Provided text
★ ★ ★

Monday, October 22, 2007

22-10-2007: Asian markets fall in volatile trade

22-10-2007: Asian markets fall in volatile trade
by Joseph Chin
Email us your feedback at fd@bizedge.com


KUALA LUMPUR: Asian markets including Bursa Malaysia fell in the morning session on Oct 22, with South Korea among the worst hit, in volatile trade as investors’ sentiment was hurt by the weak Wall Street last Friday.

At 12.30pm, the KLCI was down 25.08 points or 1.83% to 1,345.09, but off the early low of 1,339. The FBMEmas lost 187.59 points to 9,060.08 and the Second Board Index lost 1.7 points to 106.48. The KLCI futures fell 37 points to 1,320.5.

Turnover was 1.03 billion shares valued at RM887.54 million. Losers hammered gainers 791 to 71 while 105 counters were unchanged.

Asian markets fell with South Korea’s Kospi down 3.18% or 62.61 point to 1,907.49.
Japan’s Nikkei 225 down 2.58% to 16,380.63 and Singapore’s Straits Times Index lost 2.14% to 3,667.66. Hong Kong’s Hang Seng Index lost 2.53% to 28,720.83 and Shanghai’s A Share Index fell 0.37% to 6,084.39.

Light crude oil was off its record high of US$90 and it was trading at US$87.62 per barrel for November delivery

The ringgit was quoted at RM3.374 to US$1.

Analysts said the correction in the US markets was long overdue and they expected the markets would continue to be volatile.

★ ★ ★

Records shown

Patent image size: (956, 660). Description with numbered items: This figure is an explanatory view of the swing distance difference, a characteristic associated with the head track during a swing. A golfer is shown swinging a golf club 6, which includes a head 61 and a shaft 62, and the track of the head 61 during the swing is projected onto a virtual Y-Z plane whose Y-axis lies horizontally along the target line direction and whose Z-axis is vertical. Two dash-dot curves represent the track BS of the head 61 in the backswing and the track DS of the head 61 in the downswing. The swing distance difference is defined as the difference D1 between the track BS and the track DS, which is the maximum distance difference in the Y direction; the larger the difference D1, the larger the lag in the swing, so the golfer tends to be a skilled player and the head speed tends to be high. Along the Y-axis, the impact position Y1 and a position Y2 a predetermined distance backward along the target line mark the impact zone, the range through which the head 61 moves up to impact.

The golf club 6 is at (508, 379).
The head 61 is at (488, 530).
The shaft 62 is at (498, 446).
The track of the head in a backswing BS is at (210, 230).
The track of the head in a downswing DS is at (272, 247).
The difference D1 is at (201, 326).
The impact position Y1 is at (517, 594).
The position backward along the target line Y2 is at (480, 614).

★ ★ ★

Complete the following
1) Reproduce the passage of the Asian markets report from "KUALA LUMPUR: Asian" down to "Street last Friday.", word for word.
2) Continue the report on the October 22, 2007 Asian market decline from the point at which it ends.

Responses per task
1)
KUALA LUMPUR: Asian markets including Bursa Malaysia fell in the morning session on Oct 22, with South Korea among the worst hit, in volatile trade as investors’ sentiment was hurt by the weak Wall Street last Friday.

2)
Among the heavyweights, Maybank fell 30 sen to RM11.20, Tenaga 20 sen lower to RM9.15 and Telekom 10 sen lower to RM10.10.

Bursa fell 60 sen to RM13.20 while Kossan gave up most of its gains from last Friday, down 58 sen to RM4.22.

Crude palm oil futures fell RM45 to RM2,815 per tonne for November delivery and lost RM54 to RM2,711 per tonne for January. KL Kepong fell 40 sen to RM13.90, IOI Corp 35 sen to RM6.30.

Parkson fell 35 sen to RM7.20 while Naim, UMW and Public Bank foreign fell 30 sen each to RM5.64, RM14 and RM10.90 respectively.

DiGi rose 20 sen to RM23.20 after delivering a strong set of results. RHB Cap, VADS and Gamuda added 20 sen each to RM6, RM5.70 and RM9.20 respectively.

Call warrants of Hong Kong listed stocks rose in very active trade. CHCBC-C1 rose nine sen to 19 sen. It was the most active with 68.7 million shares done.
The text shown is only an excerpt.